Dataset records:
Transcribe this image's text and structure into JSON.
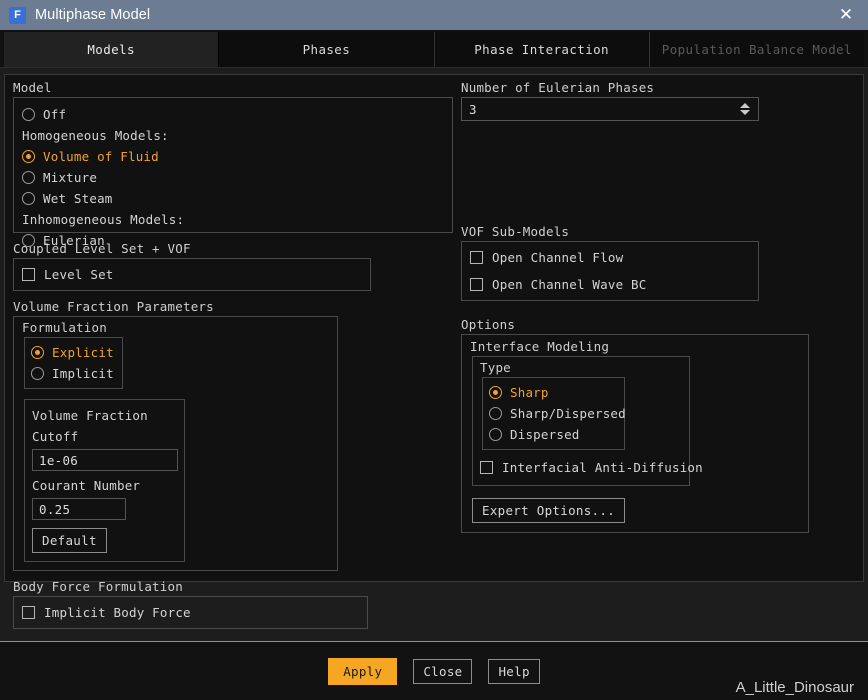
{
  "window": {
    "title": "Multiphase Model",
    "icon": "fluent-app-icon",
    "icon_letter": "F",
    "close_label": "✕"
  },
  "tabs": [
    {
      "label": "Models",
      "state": "active"
    },
    {
      "label": "Phases",
      "state": "normal"
    },
    {
      "label": "Phase Interaction",
      "state": "normal"
    },
    {
      "label": "Population Balance Model",
      "state": "disabled"
    }
  ],
  "model_group": {
    "title": "Model",
    "options": [
      {
        "kind": "radio",
        "label": "Off",
        "selected": false
      },
      {
        "kind": "label",
        "label": "Homogeneous Models:"
      },
      {
        "kind": "radio",
        "label": "Volume of Fluid",
        "selected": true
      },
      {
        "kind": "radio",
        "label": "Mixture",
        "selected": false
      },
      {
        "kind": "radio",
        "label": "Wet Steam",
        "selected": false
      },
      {
        "kind": "label",
        "label": "Inhomogeneous Models:"
      },
      {
        "kind": "radio",
        "label": "Eulerian",
        "selected": false
      }
    ]
  },
  "eulerian_phases": {
    "title": "Number of Eulerian Phases",
    "value": "3"
  },
  "coupled_level_set": {
    "title": "Coupled Level Set + VOF",
    "checkbox_label": "Level Set",
    "checked": false
  },
  "vof_submodels": {
    "title": "VOF Sub-Models",
    "items": [
      {
        "label": "Open Channel Flow",
        "checked": false
      },
      {
        "label": "Open Channel Wave BC",
        "checked": false
      }
    ]
  },
  "volume_fraction": {
    "title": "Volume Fraction Parameters",
    "formulation": {
      "title": "Formulation",
      "options": [
        {
          "label": "Explicit",
          "selected": true
        },
        {
          "label": "Implicit",
          "selected": false
        }
      ]
    },
    "cutoff_label": "Volume Fraction Cutoff",
    "cutoff_value": "1e-06",
    "courant_label": "Courant Number",
    "courant_value": "0.25",
    "default_button": "Default"
  },
  "options_group": {
    "title": "Options",
    "interface_modeling": {
      "title": "Interface Modeling",
      "type": {
        "title": "Type",
        "options": [
          {
            "label": "Sharp",
            "selected": true
          },
          {
            "label": "Sharp/Dispersed",
            "selected": false
          },
          {
            "label": "Dispersed",
            "selected": false
          }
        ]
      },
      "anti_diffusion": {
        "label": "Interfacial Anti-Diffusion",
        "checked": false
      }
    },
    "expert_button": "Expert Options..."
  },
  "body_force": {
    "title": "Body Force Formulation",
    "checkbox_label": "Implicit Body Force",
    "checked": false
  },
  "footer": {
    "apply": "Apply",
    "close": "Close",
    "help": "Help",
    "watermark": "A_Little_Dinosaur"
  },
  "colors": {
    "accent": "#f0a32a",
    "apply_bg": "#f5a623",
    "titlebar": "#6b7c93",
    "panel_bg": "#111111"
  }
}
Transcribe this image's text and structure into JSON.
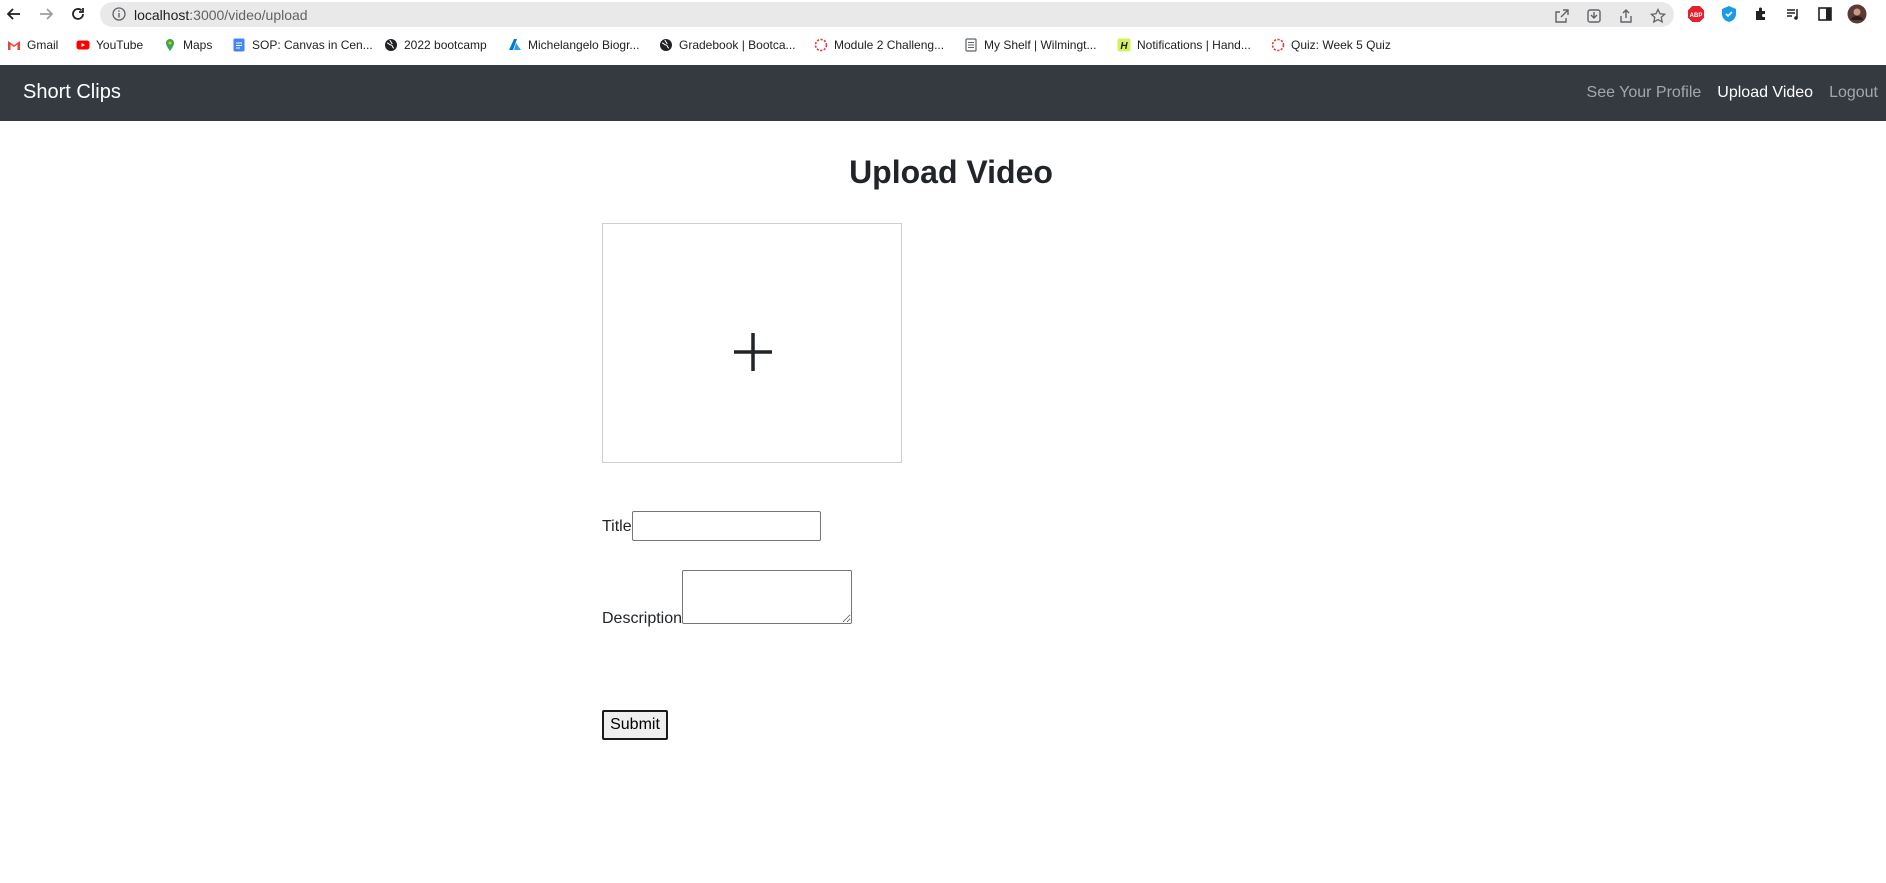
{
  "browser": {
    "url_host": "localhost",
    "url_rest": ":3000/video/upload",
    "bookmarks": [
      {
        "label": "Gmail",
        "icon": "gmail-icon",
        "color": "#ea4335"
      },
      {
        "label": "YouTube",
        "icon": "youtube-icon",
        "color": "#ff0000"
      },
      {
        "label": "Maps",
        "icon": "maps-icon",
        "color": "#34a853"
      },
      {
        "label": "SOP: Canvas in Cen...",
        "icon": "docs-icon",
        "color": "#4285f4"
      },
      {
        "label": "2022 bootcamp",
        "icon": "globe-icon",
        "color": "#202124"
      },
      {
        "label": "Michelangelo Biogr...",
        "icon": "azure-icon",
        "color": "#0078d4"
      },
      {
        "label": "Gradebook | Bootca...",
        "icon": "globe-icon",
        "color": "#202124"
      },
      {
        "label": "Module 2 Challeng...",
        "icon": "canvas-icon",
        "color": "#e03a3e"
      },
      {
        "label": "My Shelf | Wilmingt...",
        "icon": "page-icon",
        "color": "#5f6368"
      },
      {
        "label": "Notifications | Hand...",
        "icon": "handshake-icon",
        "color": "#d2f35c"
      },
      {
        "label": "Quiz: Week 5 Quiz",
        "icon": "canvas-icon",
        "color": "#e03a3e"
      }
    ]
  },
  "navbar": {
    "brand": "Short Clips",
    "links": [
      {
        "label": "See Your Profile",
        "active": false
      },
      {
        "label": "Upload Video",
        "active": true
      },
      {
        "label": "Logout",
        "active": false
      }
    ]
  },
  "main": {
    "title": "Upload Video",
    "dropzone_icon": "plus-icon",
    "title_label": "Title",
    "title_value": "",
    "description_label": "Description",
    "description_value": "",
    "submit_label": "Submit"
  }
}
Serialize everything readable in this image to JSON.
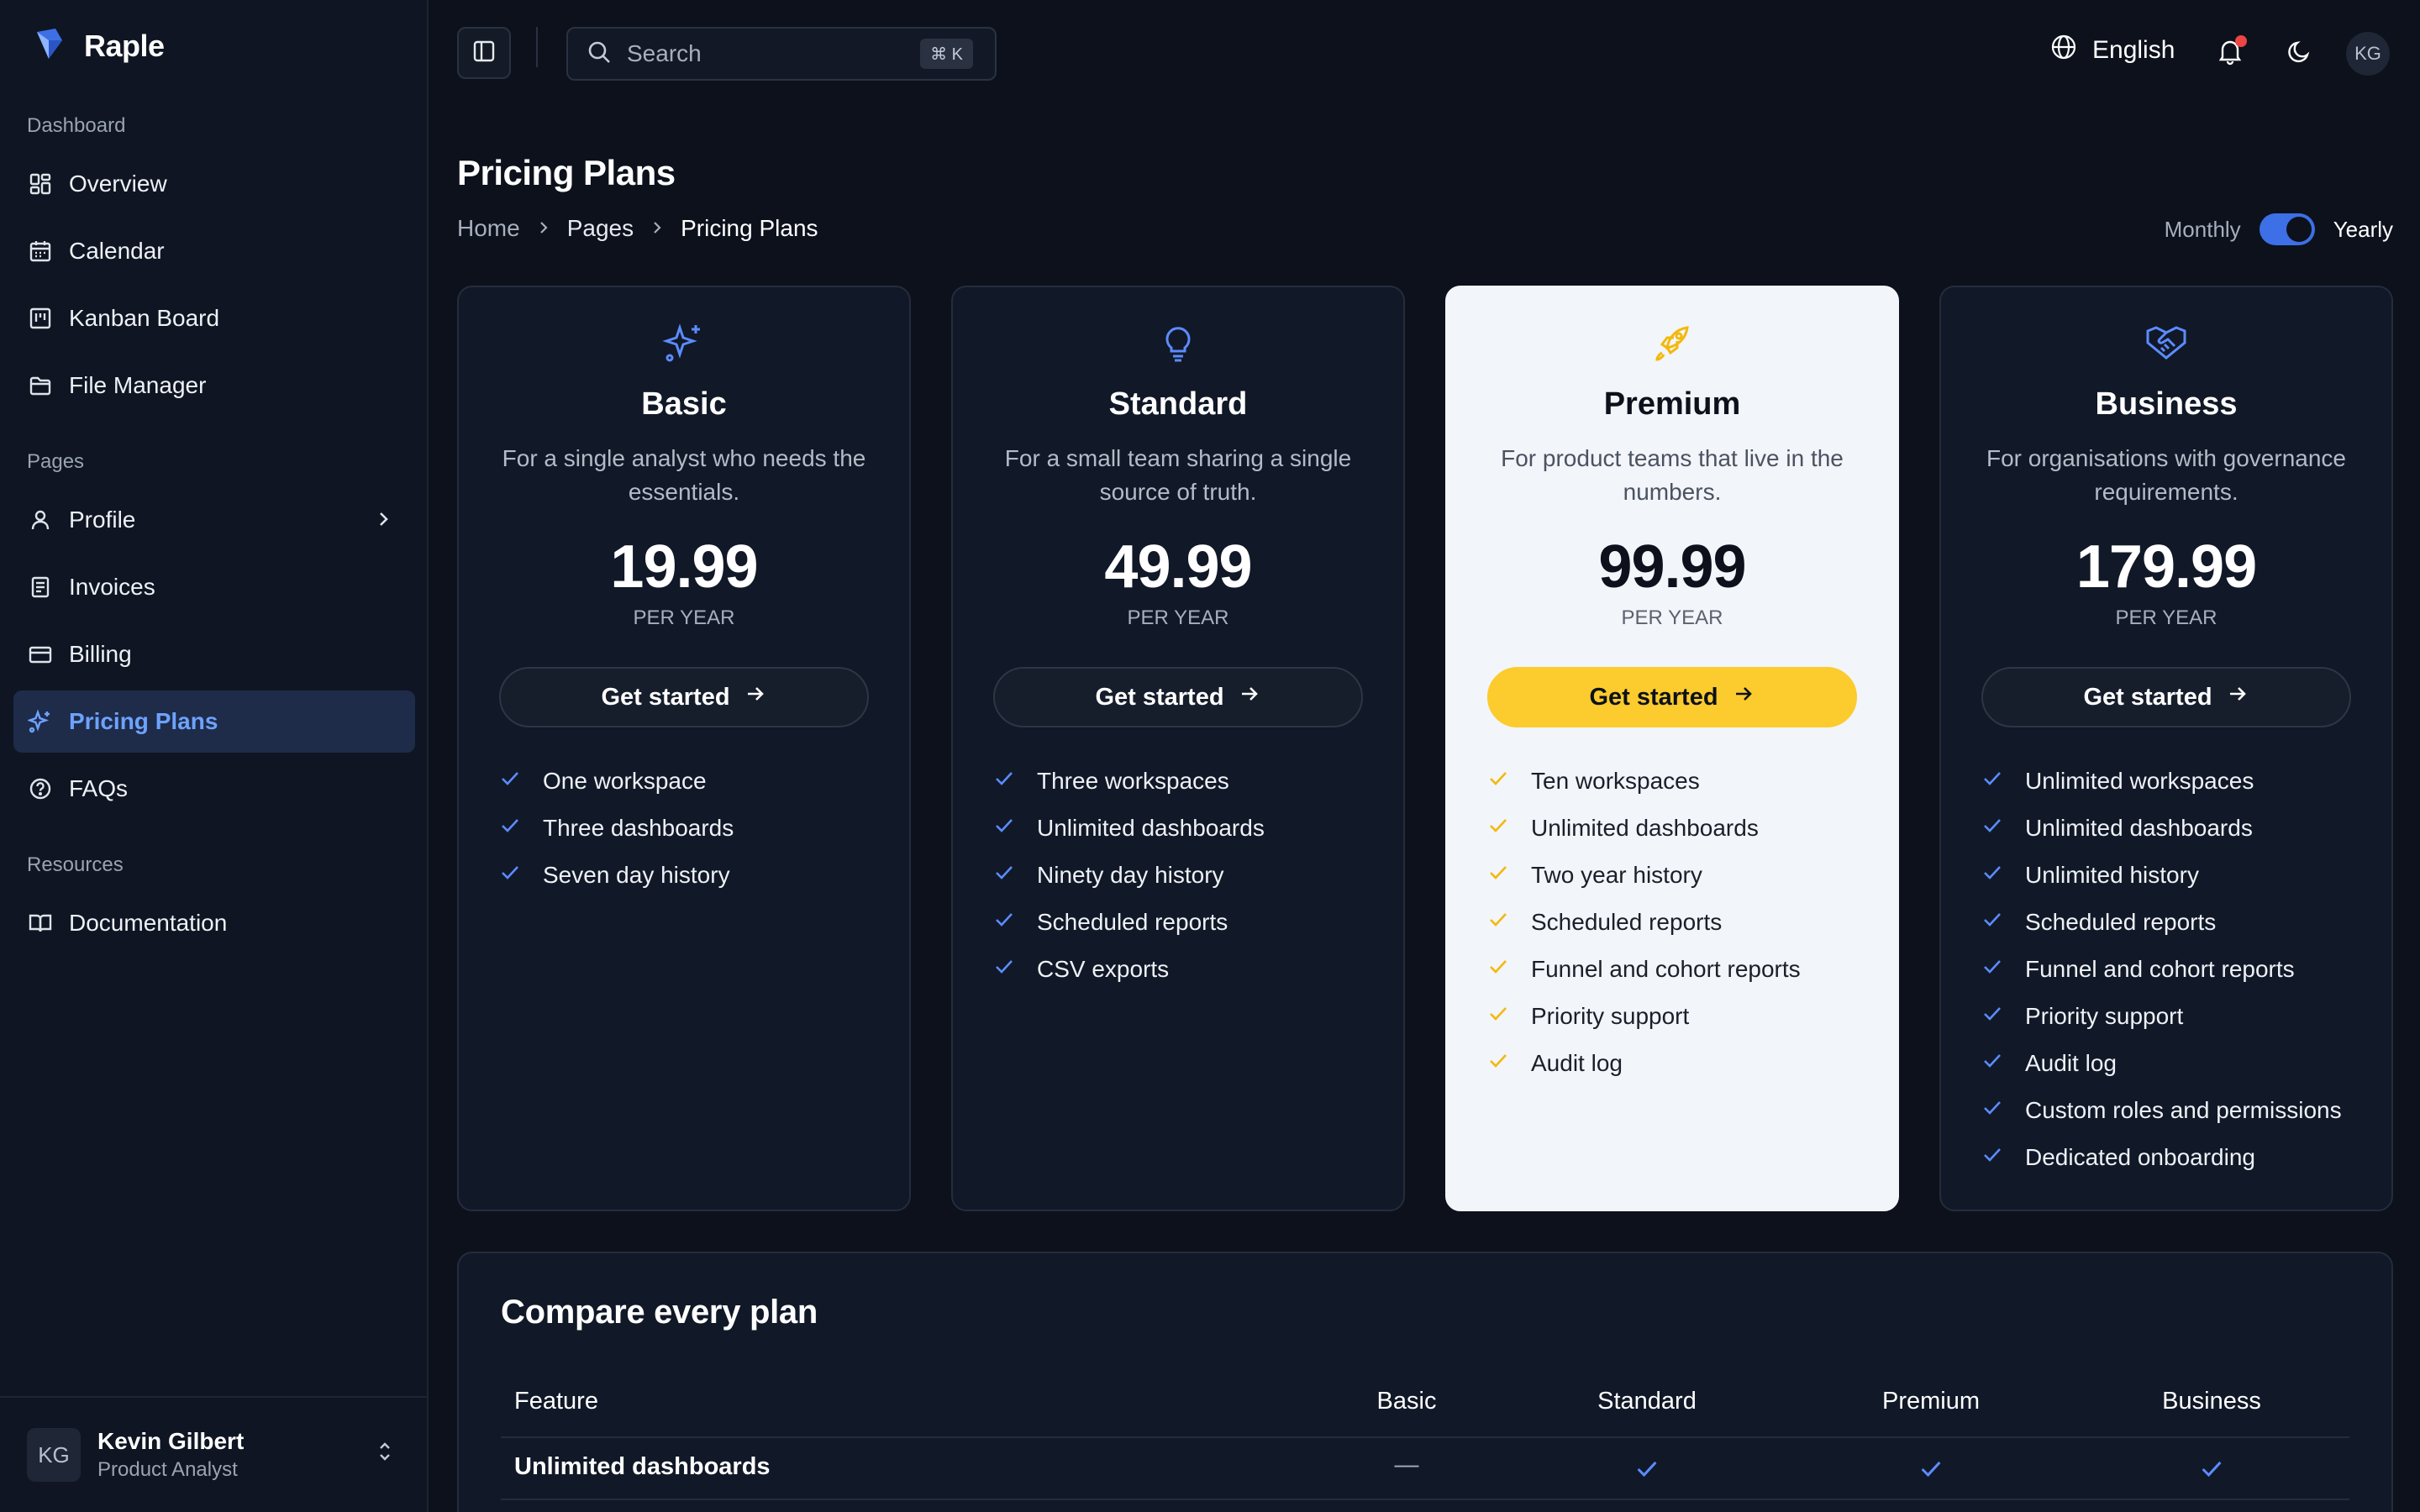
{
  "brand": {
    "name": "Raple"
  },
  "sidebar": {
    "sections": [
      {
        "title": "Dashboard",
        "items": [
          {
            "label": "Overview",
            "icon": "grid-icon"
          },
          {
            "label": "Calendar",
            "icon": "calendar-icon"
          },
          {
            "label": "Kanban Board",
            "icon": "kanban-icon"
          },
          {
            "label": "File Manager",
            "icon": "folder-icon"
          }
        ]
      },
      {
        "title": "Pages",
        "items": [
          {
            "label": "Profile",
            "icon": "user-icon"
          },
          {
            "label": "Invoices",
            "icon": "document-icon"
          },
          {
            "label": "Billing",
            "icon": "credit-card-icon"
          },
          {
            "label": "Pricing Plans",
            "icon": "sparkles-icon",
            "active": true
          },
          {
            "label": "FAQs",
            "icon": "help-circle-icon"
          }
        ]
      },
      {
        "title": "Resources",
        "items": [
          {
            "label": "Documentation",
            "icon": "book-icon"
          }
        ]
      }
    ],
    "user": {
      "initials": "KG",
      "name": "Kevin Gilbert",
      "role": "Product Analyst"
    }
  },
  "topbar": {
    "search_placeholder": "Search",
    "shortcut": "⌘ K",
    "language": "English",
    "avatar_initials": "KG"
  },
  "header": {
    "title": "Pricing Plans",
    "breadcrumb": [
      "Home",
      "Pages",
      "Pricing Plans"
    ],
    "toggle": {
      "left": "Monthly",
      "right": "Yearly",
      "state": "Yearly"
    }
  },
  "colors": {
    "accent": "#3d6fe6",
    "highlight": "#fccb2d",
    "background": "#0c111c",
    "card": "#111827"
  },
  "plans": [
    {
      "name": "Basic",
      "icon": "sparkles-icon",
      "description": "For a single analyst who needs the essentials.",
      "price": "19.99",
      "period": "PER YEAR",
      "cta": "Get started",
      "features": [
        "One workspace",
        "Three dashboards",
        "Seven day history"
      ]
    },
    {
      "name": "Standard",
      "icon": "lightbulb-icon",
      "description": "For a small team sharing a single source of truth.",
      "price": "49.99",
      "period": "PER YEAR",
      "cta": "Get started",
      "features": [
        "Three workspaces",
        "Unlimited dashboards",
        "Ninety day history",
        "Scheduled reports",
        "CSV exports"
      ]
    },
    {
      "name": "Premium",
      "icon": "rocket-icon",
      "highlighted": true,
      "description": "For product teams that live in the numbers.",
      "price": "99.99",
      "period": "PER YEAR",
      "cta": "Get started",
      "features": [
        "Ten workspaces",
        "Unlimited dashboards",
        "Two year history",
        "Scheduled reports",
        "Funnel and cohort reports",
        "Priority support",
        "Audit log"
      ]
    },
    {
      "name": "Business",
      "icon": "handshake-icon",
      "description": "For organisations with governance requirements.",
      "price": "179.99",
      "period": "PER YEAR",
      "cta": "Get started",
      "features": [
        "Unlimited workspaces",
        "Unlimited dashboards",
        "Unlimited history",
        "Scheduled reports",
        "Funnel and cohort reports",
        "Priority support",
        "Audit log",
        "Custom roles and permissions",
        "Dedicated onboarding"
      ]
    }
  ],
  "compare": {
    "title": "Compare every plan",
    "columns": [
      "Feature",
      "Basic",
      "Standard",
      "Premium",
      "Business"
    ],
    "rows": [
      {
        "feature": "Unlimited dashboards",
        "values": [
          "—",
          "check",
          "check",
          "check"
        ]
      }
    ]
  }
}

* To be done
Your task is to collect every line above that contains the word "price".

* Expected output
      "price": "19.99",
      "price": "49.99",
      "price": "99.99",
      "price": "179.99",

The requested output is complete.